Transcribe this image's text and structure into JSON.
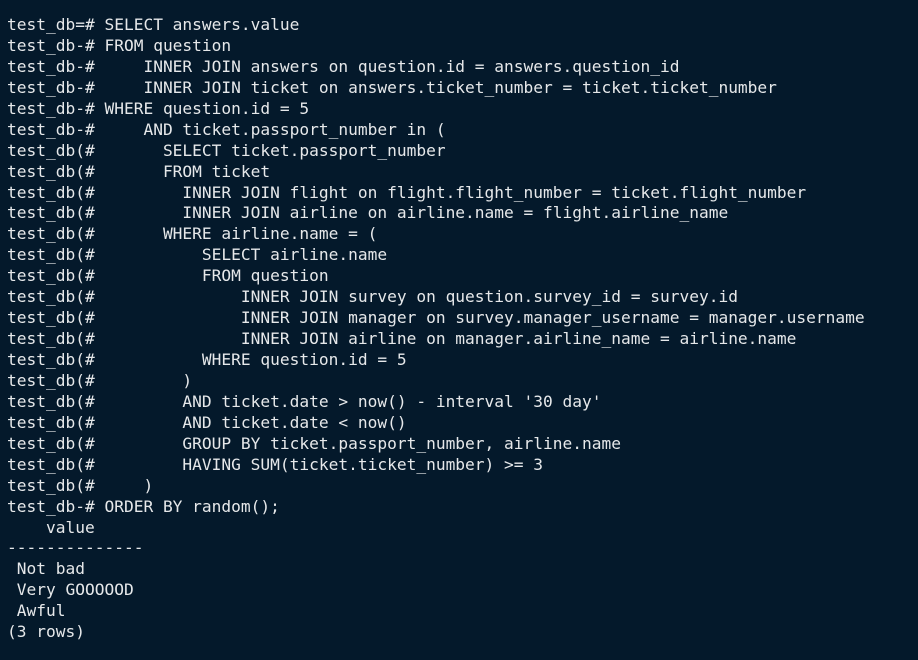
{
  "terminal": {
    "lines": [
      {
        "prompt": "test_db=#",
        "text": " SELECT answers.value"
      },
      {
        "prompt": "test_db-#",
        "text": " FROM question"
      },
      {
        "prompt": "test_db-#",
        "text": "     INNER JOIN answers on question.id = answers.question_id"
      },
      {
        "prompt": "test_db-#",
        "text": "     INNER JOIN ticket on answers.ticket_number = ticket.ticket_number"
      },
      {
        "prompt": "test_db-#",
        "text": " WHERE question.id = 5"
      },
      {
        "prompt": "test_db-#",
        "text": "     AND ticket.passport_number in ("
      },
      {
        "prompt": "test_db(#",
        "text": "       SELECT ticket.passport_number"
      },
      {
        "prompt": "test_db(#",
        "text": "       FROM ticket"
      },
      {
        "prompt": "test_db(#",
        "text": "         INNER JOIN flight on flight.flight_number = ticket.flight_number"
      },
      {
        "prompt": "test_db(#",
        "text": "         INNER JOIN airline on airline.name = flight.airline_name"
      },
      {
        "prompt": "test_db(#",
        "text": "       WHERE airline.name = ("
      },
      {
        "prompt": "test_db(#",
        "text": "           SELECT airline.name"
      },
      {
        "prompt": "test_db(#",
        "text": "           FROM question"
      },
      {
        "prompt": "test_db(#",
        "text": "               INNER JOIN survey on question.survey_id = survey.id"
      },
      {
        "prompt": "test_db(#",
        "text": "               INNER JOIN manager on survey.manager_username = manager.username"
      },
      {
        "prompt": "test_db(#",
        "text": "               INNER JOIN airline on manager.airline_name = airline.name"
      },
      {
        "prompt": "test_db(#",
        "text": "           WHERE question.id = 5"
      },
      {
        "prompt": "test_db(#",
        "text": "         )"
      },
      {
        "prompt": "test_db(#",
        "text": "         AND ticket.date > now() - interval '30 day'"
      },
      {
        "prompt": "test_db(#",
        "text": "         AND ticket.date < now()"
      },
      {
        "prompt": "test_db(#",
        "text": "         GROUP BY ticket.passport_number, airline.name"
      },
      {
        "prompt": "test_db(#",
        "text": "         HAVING SUM(ticket.ticket_number) >= 3"
      },
      {
        "prompt": "test_db(#",
        "text": "     )"
      },
      {
        "prompt": "test_db-#",
        "text": " ORDER BY random();"
      }
    ],
    "result": {
      "header": "    value",
      "separator": "--------------",
      "rows": [
        " Not bad",
        " Very GOOOOOD",
        " Awful"
      ],
      "footer": "(3 rows)"
    }
  }
}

STATED GOAL:
Leaving all pictures aside, quote each record exactly.

SOLVED EXERCISE:
Transcribe this image's text and structure into JSON.
{
  "terminal": {
    "lines": [
      {
        "prompt": "test_db=#",
        "text": " SELECT answers.value"
      },
      {
        "prompt": "test_db-#",
        "text": " FROM question"
      },
      {
        "prompt": "test_db-#",
        "text": "     INNER JOIN answers on question.id = answers.question_id"
      },
      {
        "prompt": "test_db-#",
        "text": "     INNER JOIN ticket on answers.ticket_number = ticket.ticket_number"
      },
      {
        "prompt": "test_db-#",
        "text": " WHERE question.id = 5"
      },
      {
        "prompt": "test_db-#",
        "text": "     AND ticket.passport_number in ("
      },
      {
        "prompt": "test_db(#",
        "text": "       SELECT ticket.passport_number"
      },
      {
        "prompt": "test_db(#",
        "text": "       FROM ticket"
      },
      {
        "prompt": "test_db(#",
        "text": "         INNER JOIN flight on flight.flight_number = ticket.flight_number"
      },
      {
        "prompt": "test_db(#",
        "text": "         INNER JOIN airline on airline.name = flight.airline_name"
      },
      {
        "prompt": "test_db(#",
        "text": "       WHERE airline.name = ("
      },
      {
        "prompt": "test_db(#",
        "text": "           SELECT airline.name"
      },
      {
        "prompt": "test_db(#",
        "text": "           FROM question"
      },
      {
        "prompt": "test_db(#",
        "text": "               INNER JOIN survey on question.survey_id = survey.id"
      },
      {
        "prompt": "test_db(#",
        "text": "               INNER JOIN manager on survey.manager_username = manager.username"
      },
      {
        "prompt": "test_db(#",
        "text": "               INNER JOIN airline on manager.airline_name = airline.name"
      },
      {
        "prompt": "test_db(#",
        "text": "           WHERE question.id = 5"
      },
      {
        "prompt": "test_db(#",
        "text": "         )"
      },
      {
        "prompt": "test_db(#",
        "text": "         AND ticket.date > now() - interval '30 day'"
      },
      {
        "prompt": "test_db(#",
        "text": "         AND ticket.date < now()"
      },
      {
        "prompt": "test_db(#",
        "text": "         GROUP BY ticket.passport_number, airline.name"
      },
      {
        "prompt": "test_db(#",
        "text": "         HAVING SUM(ticket.ticket_number) >= 3"
      },
      {
        "prompt": "test_db(#",
        "text": "     )"
      },
      {
        "prompt": "test_db-#",
        "text": " ORDER BY random();"
      }
    ],
    "result": {
      "header": "    value",
      "separator": "--------------",
      "rows": [
        " Not bad",
        " Very GOOOOOD",
        " Awful"
      ],
      "footer": "(3 rows)"
    }
  }
}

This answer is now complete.